[Dataset listings of figures]
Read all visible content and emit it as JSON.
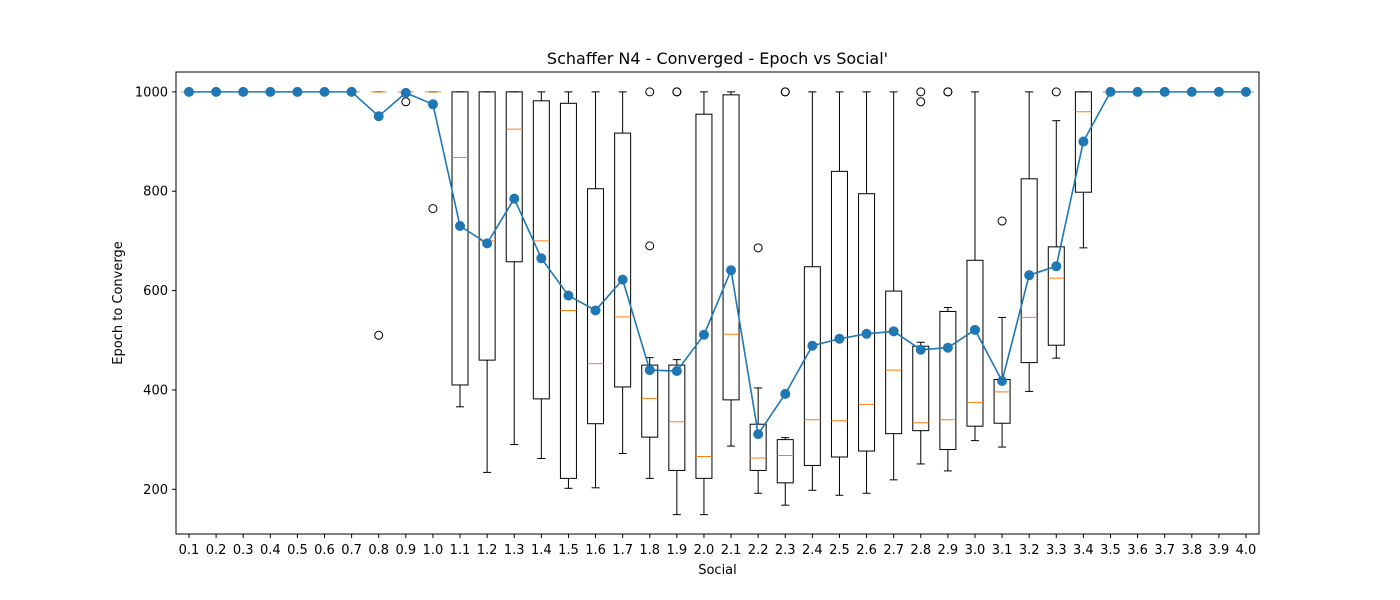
{
  "chart_data": {
    "type": "box",
    "title": "Schaffer N4 - Converged - Epoch vs Social'",
    "xlabel": "Social",
    "ylabel": "Epoch to Converge",
    "ylim": [
      110,
      1040
    ],
    "yticks": [
      200,
      400,
      600,
      800,
      1000
    ],
    "categories": [
      "0.1",
      "0.2",
      "0.3",
      "0.4",
      "0.5",
      "0.6",
      "0.7",
      "0.8",
      "0.9",
      "1.0",
      "1.1",
      "1.2",
      "1.3",
      "1.4",
      "1.5",
      "1.6",
      "1.7",
      "1.8",
      "1.9",
      "2.0",
      "2.1",
      "2.2",
      "2.3",
      "2.4",
      "2.5",
      "2.6",
      "2.7",
      "2.8",
      "2.9",
      "3.0",
      "3.1",
      "3.2",
      "3.3",
      "3.4",
      "3.5",
      "3.6",
      "3.7",
      "3.8",
      "3.9",
      "4.0"
    ],
    "boxes": [
      {
        "whislo": 1000,
        "q1": 1000,
        "med": 1000,
        "q3": 1000,
        "whishi": 1000,
        "fliers": []
      },
      {
        "whislo": 1000,
        "q1": 1000,
        "med": 1000,
        "q3": 1000,
        "whishi": 1000,
        "fliers": []
      },
      {
        "whislo": 1000,
        "q1": 1000,
        "med": 1000,
        "q3": 1000,
        "whishi": 1000,
        "fliers": []
      },
      {
        "whislo": 1000,
        "q1": 1000,
        "med": 1000,
        "q3": 1000,
        "whishi": 1000,
        "fliers": []
      },
      {
        "whislo": 1000,
        "q1": 1000,
        "med": 1000,
        "q3": 1000,
        "whishi": 1000,
        "fliers": []
      },
      {
        "whislo": 1000,
        "q1": 1000,
        "med": 1000,
        "q3": 1000,
        "whishi": 1000,
        "fliers": []
      },
      {
        "whislo": 1000,
        "q1": 1000,
        "med": 1000,
        "q3": 1000,
        "whishi": 1000,
        "fliers": []
      },
      {
        "whislo": 1000,
        "q1": 1000,
        "med": 1000,
        "q3": 1000,
        "whishi": 1000,
        "fliers": [
          510
        ]
      },
      {
        "whislo": 1000,
        "q1": 1000,
        "med": 1000,
        "q3": 1000,
        "whishi": 1000,
        "fliers": [
          980
        ]
      },
      {
        "whislo": 1000,
        "q1": 1000,
        "med": 1000,
        "q3": 1000,
        "whishi": 1000,
        "fliers": [
          765
        ]
      },
      {
        "whislo": 366,
        "q1": 410,
        "med": 868,
        "q3": 1000,
        "whishi": 1000,
        "fliers": []
      },
      {
        "whislo": 234,
        "q1": 460,
        "med": 700,
        "q3": 1000,
        "whishi": 1000,
        "fliers": []
      },
      {
        "whislo": 290,
        "q1": 658,
        "med": 925,
        "q3": 1000,
        "whishi": 1000,
        "fliers": []
      },
      {
        "whislo": 262,
        "q1": 382,
        "med": 700,
        "q3": 982,
        "whishi": 1000,
        "fliers": []
      },
      {
        "whislo": 202,
        "q1": 222,
        "med": 560,
        "q3": 977,
        "whishi": 1000,
        "fliers": []
      },
      {
        "whislo": 203,
        "q1": 332,
        "med": 453,
        "q3": 805,
        "whishi": 1000,
        "fliers": []
      },
      {
        "whislo": 272,
        "q1": 406,
        "med": 547,
        "q3": 917,
        "whishi": 1000,
        "fliers": []
      },
      {
        "whislo": 222,
        "q1": 305,
        "med": 383,
        "q3": 450,
        "whishi": 465,
        "fliers": [
          690,
          1000
        ]
      },
      {
        "whislo": 149,
        "q1": 238,
        "med": 336,
        "q3": 450,
        "whishi": 461,
        "fliers": [
          1000,
          1000
        ]
      },
      {
        "whislo": 149,
        "q1": 222,
        "med": 266,
        "q3": 955,
        "whishi": 1000,
        "fliers": []
      },
      {
        "whislo": 287,
        "q1": 380,
        "med": 512,
        "q3": 994,
        "whishi": 1000,
        "fliers": []
      },
      {
        "whislo": 192,
        "q1": 238,
        "med": 263,
        "q3": 331,
        "whishi": 404,
        "fliers": [
          686
        ]
      },
      {
        "whislo": 168,
        "q1": 213,
        "med": 268,
        "q3": 300,
        "whishi": 304,
        "fliers": [
          1000,
          1000
        ]
      },
      {
        "whislo": 198,
        "q1": 248,
        "med": 340,
        "q3": 648,
        "whishi": 1000,
        "fliers": []
      },
      {
        "whislo": 188,
        "q1": 265,
        "med": 338,
        "q3": 840,
        "whishi": 1000,
        "fliers": []
      },
      {
        "whislo": 192,
        "q1": 277,
        "med": 371,
        "q3": 795,
        "whishi": 1000,
        "fliers": []
      },
      {
        "whislo": 219,
        "q1": 312,
        "med": 440,
        "q3": 599,
        "whishi": 1000,
        "fliers": []
      },
      {
        "whislo": 251,
        "q1": 318,
        "med": 334,
        "q3": 488,
        "whishi": 496,
        "fliers": [
          980,
          1000
        ]
      },
      {
        "whislo": 237,
        "q1": 280,
        "med": 340,
        "q3": 558,
        "whishi": 566,
        "fliers": [
          1000,
          1000
        ]
      },
      {
        "whislo": 298,
        "q1": 327,
        "med": 375,
        "q3": 661,
        "whishi": 1000,
        "fliers": []
      },
      {
        "whislo": 285,
        "q1": 333,
        "med": 396,
        "q3": 421,
        "whishi": 546,
        "fliers": [
          740
        ]
      },
      {
        "whislo": 397,
        "q1": 455,
        "med": 546,
        "q3": 825,
        "whishi": 1000,
        "fliers": []
      },
      {
        "whislo": 464,
        "q1": 490,
        "med": 625,
        "q3": 688,
        "whishi": 942,
        "fliers": [
          1000
        ]
      },
      {
        "whislo": 686,
        "q1": 798,
        "med": 960,
        "q3": 1000,
        "whishi": 1000,
        "fliers": []
      },
      {
        "whislo": 1000,
        "q1": 1000,
        "med": 1000,
        "q3": 1000,
        "whishi": 1000,
        "fliers": []
      },
      {
        "whislo": 1000,
        "q1": 1000,
        "med": 1000,
        "q3": 1000,
        "whishi": 1000,
        "fliers": []
      },
      {
        "whislo": 1000,
        "q1": 1000,
        "med": 1000,
        "q3": 1000,
        "whishi": 1000,
        "fliers": []
      },
      {
        "whislo": 1000,
        "q1": 1000,
        "med": 1000,
        "q3": 1000,
        "whishi": 1000,
        "fliers": []
      },
      {
        "whislo": 1000,
        "q1": 1000,
        "med": 1000,
        "q3": 1000,
        "whishi": 1000,
        "fliers": []
      },
      {
        "whislo": 1000,
        "q1": 1000,
        "med": 1000,
        "q3": 1000,
        "whishi": 1000,
        "fliers": []
      }
    ],
    "mean_line": {
      "values": [
        1000,
        1000,
        1000,
        1000,
        1000,
        1000,
        1000,
        951,
        998,
        975,
        730,
        695,
        785,
        665,
        590,
        560,
        622,
        440,
        438,
        511,
        641,
        311,
        392,
        489,
        503,
        513,
        518,
        481,
        485,
        521,
        418,
        631,
        649,
        900,
        1000,
        1000,
        1000,
        1000,
        1000,
        1000
      ],
      "color": "#1f77b4"
    },
    "colors": {
      "box_edge": "#000000",
      "median": "#ff7f0e",
      "mean_line": "#1f77b4",
      "background": "#ffffff"
    },
    "grid": false,
    "legend": "none"
  }
}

Instruction >> Reproduce each line word for word and drop the pictures.

Answer for the task >>
Read all visible content and emit it as JSON.
{
  "chart_data": {
    "type": "box",
    "title": "Schaffer N4 - Converged - Epoch vs Social'",
    "xlabel": "Social",
    "ylabel": "Epoch to Converge",
    "ylim": [
      110,
      1040
    ],
    "yticks": [
      200,
      400,
      600,
      800,
      1000
    ],
    "categories": [
      "0.1",
      "0.2",
      "0.3",
      "0.4",
      "0.5",
      "0.6",
      "0.7",
      "0.8",
      "0.9",
      "1.0",
      "1.1",
      "1.2",
      "1.3",
      "1.4",
      "1.5",
      "1.6",
      "1.7",
      "1.8",
      "1.9",
      "2.0",
      "2.1",
      "2.2",
      "2.3",
      "2.4",
      "2.5",
      "2.6",
      "2.7",
      "2.8",
      "2.9",
      "3.0",
      "3.1",
      "3.2",
      "3.3",
      "3.4",
      "3.5",
      "3.6",
      "3.7",
      "3.8",
      "3.9",
      "4.0"
    ],
    "boxes": [
      {
        "whislo": 1000,
        "q1": 1000,
        "med": 1000,
        "q3": 1000,
        "whishi": 1000,
        "fliers": []
      },
      {
        "whislo": 1000,
        "q1": 1000,
        "med": 1000,
        "q3": 1000,
        "whishi": 1000,
        "fliers": []
      },
      {
        "whislo": 1000,
        "q1": 1000,
        "med": 1000,
        "q3": 1000,
        "whishi": 1000,
        "fliers": []
      },
      {
        "whislo": 1000,
        "q1": 1000,
        "med": 1000,
        "q3": 1000,
        "whishi": 1000,
        "fliers": []
      },
      {
        "whislo": 1000,
        "q1": 1000,
        "med": 1000,
        "q3": 1000,
        "whishi": 1000,
        "fliers": []
      },
      {
        "whislo": 1000,
        "q1": 1000,
        "med": 1000,
        "q3": 1000,
        "whishi": 1000,
        "fliers": []
      },
      {
        "whislo": 1000,
        "q1": 1000,
        "med": 1000,
        "q3": 1000,
        "whishi": 1000,
        "fliers": []
      },
      {
        "whislo": 1000,
        "q1": 1000,
        "med": 1000,
        "q3": 1000,
        "whishi": 1000,
        "fliers": [
          510
        ]
      },
      {
        "whislo": 1000,
        "q1": 1000,
        "med": 1000,
        "q3": 1000,
        "whishi": 1000,
        "fliers": [
          980
        ]
      },
      {
        "whislo": 1000,
        "q1": 1000,
        "med": 1000,
        "q3": 1000,
        "whishi": 1000,
        "fliers": [
          765
        ]
      },
      {
        "whislo": 366,
        "q1": 410,
        "med": 868,
        "q3": 1000,
        "whishi": 1000,
        "fliers": []
      },
      {
        "whislo": 234,
        "q1": 460,
        "med": 700,
        "q3": 1000,
        "whishi": 1000,
        "fliers": []
      },
      {
        "whislo": 290,
        "q1": 658,
        "med": 925,
        "q3": 1000,
        "whishi": 1000,
        "fliers": []
      },
      {
        "whislo": 262,
        "q1": 382,
        "med": 700,
        "q3": 982,
        "whishi": 1000,
        "fliers": []
      },
      {
        "whislo": 202,
        "q1": 222,
        "med": 560,
        "q3": 977,
        "whishi": 1000,
        "fliers": []
      },
      {
        "whislo": 203,
        "q1": 332,
        "med": 453,
        "q3": 805,
        "whishi": 1000,
        "fliers": []
      },
      {
        "whislo": 272,
        "q1": 406,
        "med": 547,
        "q3": 917,
        "whishi": 1000,
        "fliers": []
      },
      {
        "whislo": 222,
        "q1": 305,
        "med": 383,
        "q3": 450,
        "whishi": 465,
        "fliers": [
          690,
          1000
        ]
      },
      {
        "whislo": 149,
        "q1": 238,
        "med": 336,
        "q3": 450,
        "whishi": 461,
        "fliers": [
          1000,
          1000
        ]
      },
      {
        "whislo": 149,
        "q1": 222,
        "med": 266,
        "q3": 955,
        "whishi": 1000,
        "fliers": []
      },
      {
        "whislo": 287,
        "q1": 380,
        "med": 512,
        "q3": 994,
        "whishi": 1000,
        "fliers": []
      },
      {
        "whislo": 192,
        "q1": 238,
        "med": 263,
        "q3": 331,
        "whishi": 404,
        "fliers": [
          686
        ]
      },
      {
        "whislo": 168,
        "q1": 213,
        "med": 268,
        "q3": 300,
        "whishi": 304,
        "fliers": [
          1000,
          1000
        ]
      },
      {
        "whislo": 198,
        "q1": 248,
        "med": 340,
        "q3": 648,
        "whishi": 1000,
        "fliers": []
      },
      {
        "whislo": 188,
        "q1": 265,
        "med": 338,
        "q3": 840,
        "whishi": 1000,
        "fliers": []
      },
      {
        "whislo": 192,
        "q1": 277,
        "med": 371,
        "q3": 795,
        "whishi": 1000,
        "fliers": []
      },
      {
        "whislo": 219,
        "q1": 312,
        "med": 440,
        "q3": 599,
        "whishi": 1000,
        "fliers": []
      },
      {
        "whislo": 251,
        "q1": 318,
        "med": 334,
        "q3": 488,
        "whishi": 496,
        "fliers": [
          980,
          1000
        ]
      },
      {
        "whislo": 237,
        "q1": 280,
        "med": 340,
        "q3": 558,
        "whishi": 566,
        "fliers": [
          1000,
          1000
        ]
      },
      {
        "whislo": 298,
        "q1": 327,
        "med": 375,
        "q3": 661,
        "whishi": 1000,
        "fliers": []
      },
      {
        "whislo": 285,
        "q1": 333,
        "med": 396,
        "q3": 421,
        "whishi": 546,
        "fliers": [
          740
        ]
      },
      {
        "whislo": 397,
        "q1": 455,
        "med": 546,
        "q3": 825,
        "whishi": 1000,
        "fliers": []
      },
      {
        "whislo": 464,
        "q1": 490,
        "med": 625,
        "q3": 688,
        "whishi": 942,
        "fliers": [
          1000
        ]
      },
      {
        "whislo": 686,
        "q1": 798,
        "med": 960,
        "q3": 1000,
        "whishi": 1000,
        "fliers": []
      },
      {
        "whislo": 1000,
        "q1": 1000,
        "med": 1000,
        "q3": 1000,
        "whishi": 1000,
        "fliers": []
      },
      {
        "whislo": 1000,
        "q1": 1000,
        "med": 1000,
        "q3": 1000,
        "whishi": 1000,
        "fliers": []
      },
      {
        "whislo": 1000,
        "q1": 1000,
        "med": 1000,
        "q3": 1000,
        "whishi": 1000,
        "fliers": []
      },
      {
        "whislo": 1000,
        "q1": 1000,
        "med": 1000,
        "q3": 1000,
        "whishi": 1000,
        "fliers": []
      },
      {
        "whislo": 1000,
        "q1": 1000,
        "med": 1000,
        "q3": 1000,
        "whishi": 1000,
        "fliers": []
      },
      {
        "whislo": 1000,
        "q1": 1000,
        "med": 1000,
        "q3": 1000,
        "whishi": 1000,
        "fliers": []
      }
    ],
    "mean_line": {
      "values": [
        1000,
        1000,
        1000,
        1000,
        1000,
        1000,
        1000,
        951,
        998,
        975,
        730,
        695,
        785,
        665,
        590,
        560,
        622,
        440,
        438,
        511,
        641,
        311,
        392,
        489,
        503,
        513,
        518,
        481,
        485,
        521,
        418,
        631,
        649,
        900,
        1000,
        1000,
        1000,
        1000,
        1000,
        1000
      ],
      "color": "#1f77b4"
    },
    "colors": {
      "box_edge": "#000000",
      "median": "#ff7f0e",
      "mean_line": "#1f77b4",
      "background": "#ffffff"
    },
    "grid": false,
    "legend": "none"
  }
}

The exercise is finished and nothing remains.